>> BEGIN

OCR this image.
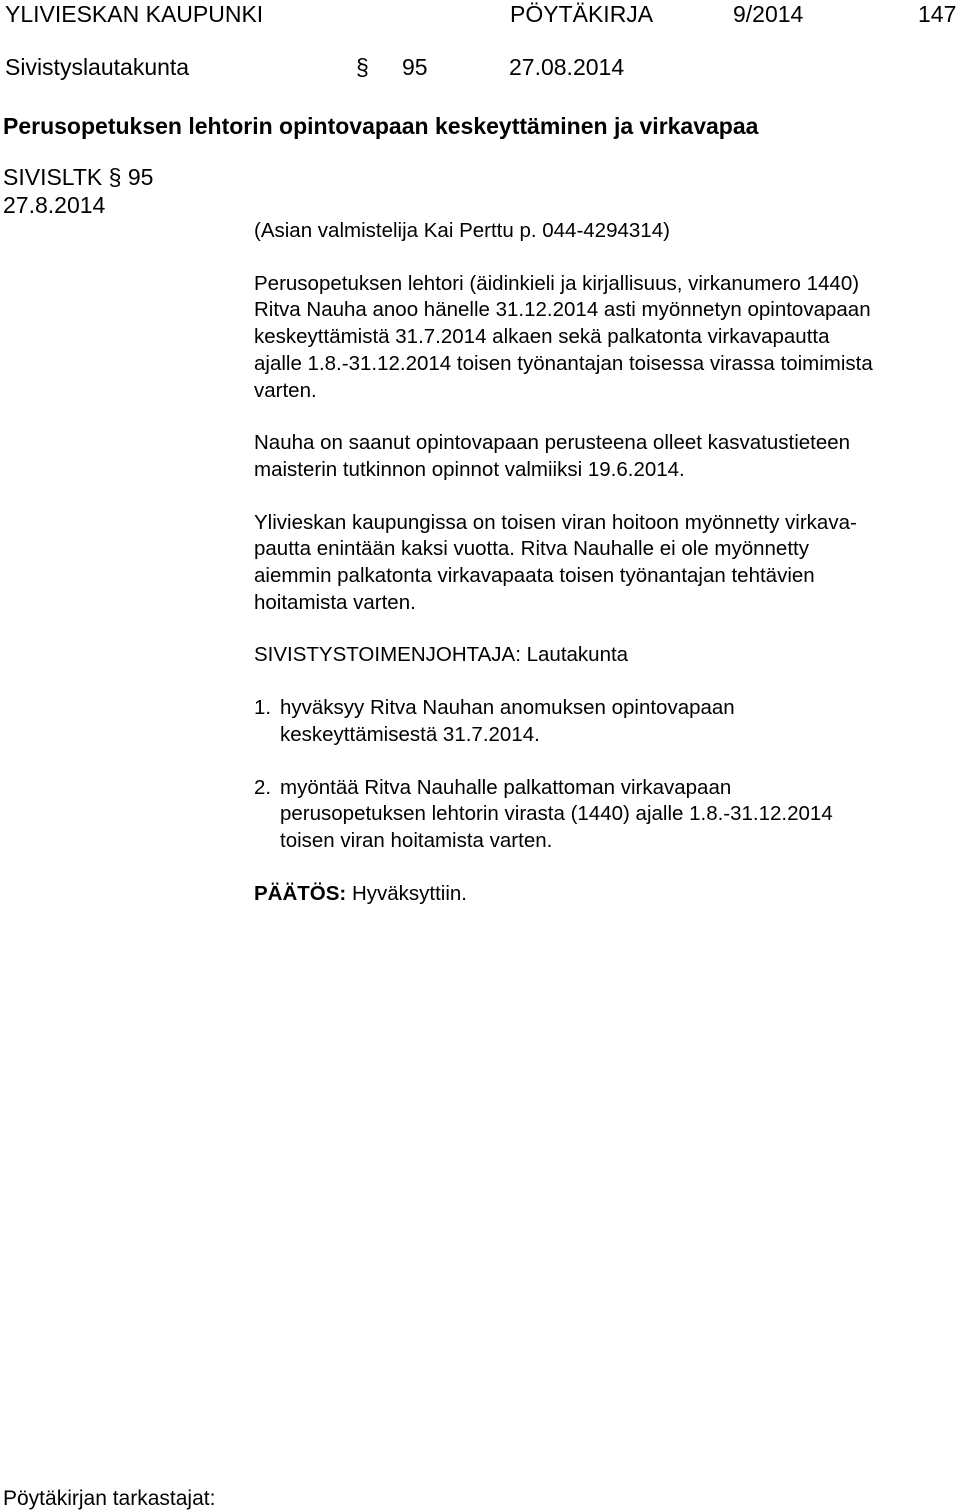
YLIVIESKAN KAUPUNKI	PÖYTÄKIRJA	9/2014	147
Sivistyslautakunta	§ 95	27.08.2014
Perusopetuksen lehtorin opintovapaan keskeyttäminen ja virkavapaa
SIVISLTK § 95
27.8.2014

(Asian valmistelija Kai Perttu p. 044-4294314)

Perusopetuksen lehtori (äidinkieli ja kirjallisuus, virkanumero 1440)
Ritva Nauha anoo hänelle 31.12.2014 asti myönnetyn opintovapaan
keskeyttämistä 31.7.2014 alkaen sekä palkatonta virkavapautta
ajalle 1.8.-31.12.2014 toisen työnantajan toisessa virassa toimimista
varten.
Nauha on saanut opintovapaan perusteena olleet kasvatustieteen
maisterin tutkinnon opinnot valmiiksi 19.6.2014.
Ylivieskan kaupungissa on toisen viran hoitoon myönnetty virkava-
pautta enintään kaksi vuotta. Ritva Nauhalle ei ole myönnetty
aiemmin palkatonta virkavapaata toisen työnantajan tehtävien
hoitamista varten.
SIVISTYSTOIMENJOHTAJA: Lautakunta
1. hyväksyy Ritva Nauhan anomuksen opintovapaan
keskeyttämisestä 31.7.2014.
2. myöntää Ritva Nauhalle palkattoman virkavapaan
perusopetuksen lehtorin virasta (1440) ajalle 1.8.-31.12.2014
toisen viran hoitamista varten.
PÄÄTÖS: Hyväksyttiin.
Pöytäkirjan tarkastajat:
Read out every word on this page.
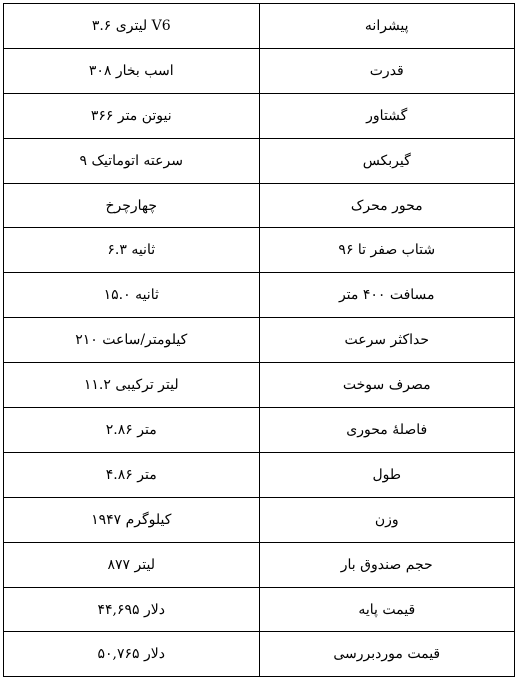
پیشرانه	V6 لیتری ۳.۶
قدرت	اسب بخار ۳۰۸
گشتاور	نیوتن متر ۳۶۶
گیربکس	سرعته اتوماتیک ۹
محور محرک	چهارچرخ
شتاب صفر تا ۹۶	ثانیه ۶.۳
مسافت ۴۰۰ متر	ثانیه ۱۵.۰
حداکثر سرعت	کیلومتر/ساعت ۲۱۰
مصرف سوخت	لیتر ترکیبی ۱۱.۲
فاصلهٔ محوری	متر ۲.۸۶
طول	متر ۴.۸۶
وزن	کیلوگرم ۱۹۴۷
حجم صندوق بار	لیتر ۸۷۷
قیمت پایه	دلار ۴۴,۶۹۵
قیمت موردبررسی	دلار ۵۰,۷۶۵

>> END

» **Short problem**: Please copy the lines above, starting at the one that holds "Read out every word on this page." and stopping after the last line, exactly as they appear and minus the pictures.

» **Output for this exercise**:
Read out every word on this page.
پیشرانه	V6 لیتری ۳.۶
قدرت	اسب بخار ۳۰۸
گشتاور	نیوتن متر ۳۶۶
گیربکس	سرعته اتوماتیک ۹
محور محرک	چهارچرخ
شتاب صفر تا ۹۶	ثانیه ۶.۳
مسافت ۴۰۰ متر	ثانیه ۱۵.۰
حداکثر سرعت	کیلومتر/ساعت ۲۱۰
مصرف سوخت	لیتر ترکیبی ۱۱.۲
فاصلهٔ محوری	متر ۲.۸۶
طول	متر ۴.۸۶
وزن	کیلوگرم ۱۹۴۷
حجم صندوق بار	لیتر ۸۷۷
قیمت پایه	دلار ۴۴,۶۹۵
قیمت موردبررسی	دلار ۵۰,۷۶۵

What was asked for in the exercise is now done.